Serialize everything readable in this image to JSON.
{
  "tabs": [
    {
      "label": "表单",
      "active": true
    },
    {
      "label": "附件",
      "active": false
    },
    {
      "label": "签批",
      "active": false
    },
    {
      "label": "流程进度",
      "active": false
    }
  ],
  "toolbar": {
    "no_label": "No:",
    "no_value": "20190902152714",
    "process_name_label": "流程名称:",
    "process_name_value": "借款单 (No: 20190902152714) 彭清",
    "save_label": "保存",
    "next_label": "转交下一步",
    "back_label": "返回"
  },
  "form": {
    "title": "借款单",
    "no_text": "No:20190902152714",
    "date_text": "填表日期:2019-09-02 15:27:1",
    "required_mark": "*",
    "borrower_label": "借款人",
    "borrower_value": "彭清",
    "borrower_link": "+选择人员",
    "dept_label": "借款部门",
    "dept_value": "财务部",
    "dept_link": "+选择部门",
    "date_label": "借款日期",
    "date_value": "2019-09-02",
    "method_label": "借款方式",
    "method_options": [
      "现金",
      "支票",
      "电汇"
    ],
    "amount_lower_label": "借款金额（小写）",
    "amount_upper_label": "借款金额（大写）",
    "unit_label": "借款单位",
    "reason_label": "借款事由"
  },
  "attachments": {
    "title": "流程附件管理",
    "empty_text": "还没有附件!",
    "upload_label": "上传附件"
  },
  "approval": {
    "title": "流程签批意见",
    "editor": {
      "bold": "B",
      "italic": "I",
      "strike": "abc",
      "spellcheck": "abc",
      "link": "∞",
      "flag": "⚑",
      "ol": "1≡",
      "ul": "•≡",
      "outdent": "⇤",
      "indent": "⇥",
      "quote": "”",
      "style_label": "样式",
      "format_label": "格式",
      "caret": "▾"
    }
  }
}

════════════════

### Written problem
Copy out each record from above, exactly.

### Task solution
Serialize everything readable in this image to JSON.
{
  "tabs": [
    {
      "label": "表单",
      "active": true
    },
    {
      "label": "附件",
      "active": false
    },
    {
      "label": "签批",
      "active": false
    },
    {
      "label": "流程进度",
      "active": false
    }
  ],
  "toolbar": {
    "no_label": "No:",
    "no_value": "20190902152714",
    "process_name_label": "流程名称:",
    "process_name_value": "借款单 (No: 20190902152714) 彭清",
    "save_label": "保存",
    "next_label": "转交下一步",
    "back_label": "返回"
  },
  "form": {
    "title": "借款单",
    "no_text": "No:20190902152714",
    "date_text": "填表日期:2019-09-02 15:27:1",
    "required_mark": "*",
    "borrower_label": "借款人",
    "borrower_value": "彭清",
    "borrower_link": "+选择人员",
    "dept_label": "借款部门",
    "dept_value": "财务部",
    "dept_link": "+选择部门",
    "date_label": "借款日期",
    "date_value": "2019-09-02",
    "method_label": "借款方式",
    "method_options": [
      "现金",
      "支票",
      "电汇"
    ],
    "amount_lower_label": "借款金额（小写）",
    "amount_upper_label": "借款金额（大写）",
    "unit_label": "借款单位",
    "reason_label": "借款事由"
  },
  "attachments": {
    "title": "流程附件管理",
    "empty_text": "还没有附件!",
    "upload_label": "上传附件"
  },
  "approval": {
    "title": "流程签批意见",
    "editor": {
      "bold": "B",
      "italic": "I",
      "strike": "abc",
      "spellcheck": "abc",
      "link": "∞",
      "flag": "⚑",
      "ol": "1≡",
      "ul": "•≡",
      "outdent": "⇤",
      "indent": "⇥",
      "quote": "”",
      "style_label": "样式",
      "format_label": "格式",
      "caret": "▾"
    }
  }
}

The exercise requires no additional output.